Dataset items >>
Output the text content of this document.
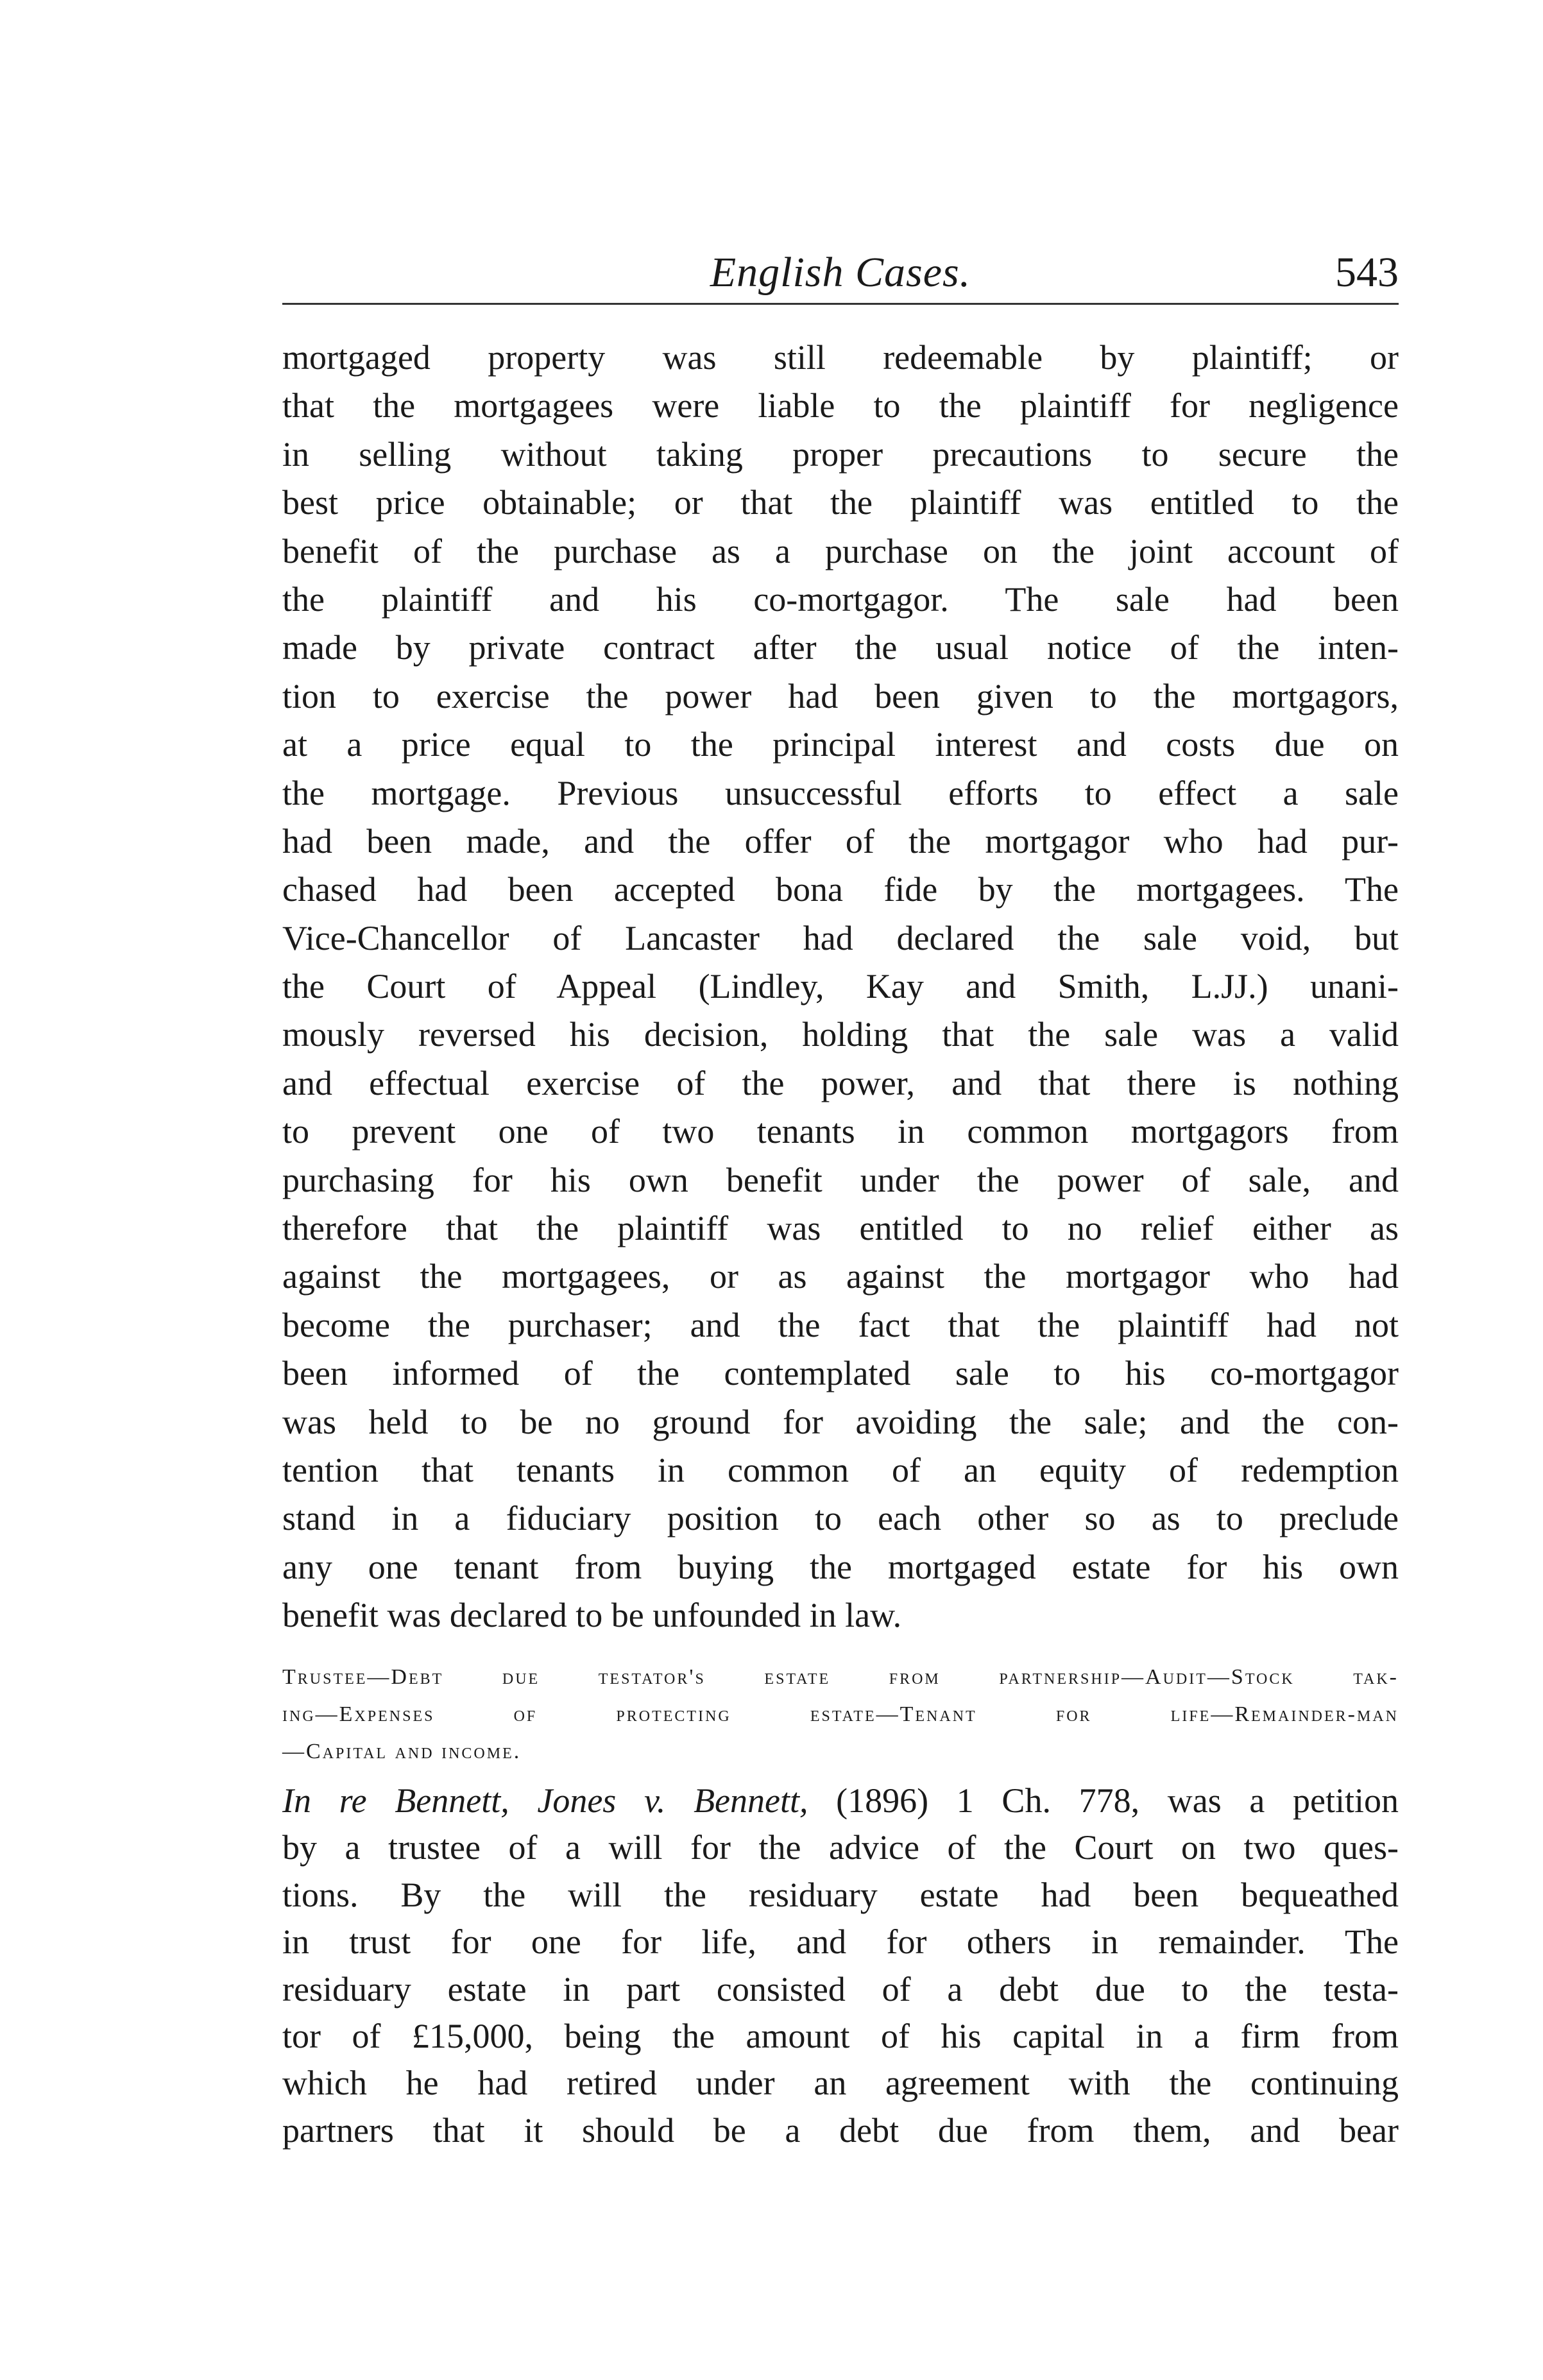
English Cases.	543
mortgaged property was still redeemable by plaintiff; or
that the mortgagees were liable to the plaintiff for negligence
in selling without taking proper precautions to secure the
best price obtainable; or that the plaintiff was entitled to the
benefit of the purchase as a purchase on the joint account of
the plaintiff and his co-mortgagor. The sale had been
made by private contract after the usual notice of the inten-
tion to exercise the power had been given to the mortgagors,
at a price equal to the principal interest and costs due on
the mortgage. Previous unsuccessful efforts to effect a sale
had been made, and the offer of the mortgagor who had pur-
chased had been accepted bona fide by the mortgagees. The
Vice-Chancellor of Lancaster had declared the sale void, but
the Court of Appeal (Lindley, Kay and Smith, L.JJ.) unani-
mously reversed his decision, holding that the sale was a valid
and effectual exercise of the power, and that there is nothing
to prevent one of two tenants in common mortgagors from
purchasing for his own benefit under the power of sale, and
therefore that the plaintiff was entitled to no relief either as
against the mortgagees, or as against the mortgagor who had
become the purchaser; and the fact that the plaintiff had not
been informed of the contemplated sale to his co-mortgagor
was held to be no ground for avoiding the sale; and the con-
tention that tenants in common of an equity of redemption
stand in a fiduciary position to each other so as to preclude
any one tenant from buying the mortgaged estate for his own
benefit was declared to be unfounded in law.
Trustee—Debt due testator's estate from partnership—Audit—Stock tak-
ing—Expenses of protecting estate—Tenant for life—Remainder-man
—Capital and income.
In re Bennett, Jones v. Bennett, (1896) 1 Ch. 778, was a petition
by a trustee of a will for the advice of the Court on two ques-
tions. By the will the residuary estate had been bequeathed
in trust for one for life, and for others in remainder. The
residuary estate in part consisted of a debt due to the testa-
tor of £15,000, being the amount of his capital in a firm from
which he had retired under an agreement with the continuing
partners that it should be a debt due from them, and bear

Set exercise >> Ignore the images and quote every line of the listing exactly.

Exercise answer >>
Output the text content of this document.
English Cases.	543
mortgaged property was still redeemable by plaintiff; or
that the mortgagees were liable to the plaintiff for negligence
in selling without taking proper precautions to secure the
best price obtainable; or that the plaintiff was entitled to the
benefit of the purchase as a purchase on the joint account of
the plaintiff and his co-mortgagor. The sale had been
made by private contract after the usual notice of the inten-
tion to exercise the power had been given to the mortgagors,
at a price equal to the principal interest and costs due on
the mortgage. Previous unsuccessful efforts to effect a sale
had been made, and the offer of the mortgagor who had pur-
chased had been accepted bona fide by the mortgagees. The
Vice-Chancellor of Lancaster had declared the sale void, but
the Court of Appeal (Lindley, Kay and Smith, L.JJ.) unani-
mously reversed his decision, holding that the sale was a valid
and effectual exercise of the power, and that there is nothing
to prevent one of two tenants in common mortgagors from
purchasing for his own benefit under the power of sale, and
therefore that the plaintiff was entitled to no relief either as
against the mortgagees, or as against the mortgagor who had
become the purchaser; and the fact that the plaintiff had not
been informed of the contemplated sale to his co-mortgagor
was held to be no ground for avoiding the sale; and the con-
tention that tenants in common of an equity of redemption
stand in a fiduciary position to each other so as to preclude
any one tenant from buying the mortgaged estate for his own
benefit was declared to be unfounded in law.
Trustee—Debt due testator's estate from partnership—Audit—Stock tak-
ing—Expenses of protecting estate—Tenant for life—Remainder-man
—Capital and income.
In re Bennett, Jones v. Bennett, (1896) 1 Ch. 778, was a petition
by a trustee of a will for the advice of the Court on two ques-
tions. By the will the residuary estate had been bequeathed
in trust for one for life, and for others in remainder. The
residuary estate in part consisted of a debt due to the testa-
tor of £15,000, being the amount of his capital in a firm from
which he had retired under an agreement with the continuing
partners that it should be a debt due from them, and bear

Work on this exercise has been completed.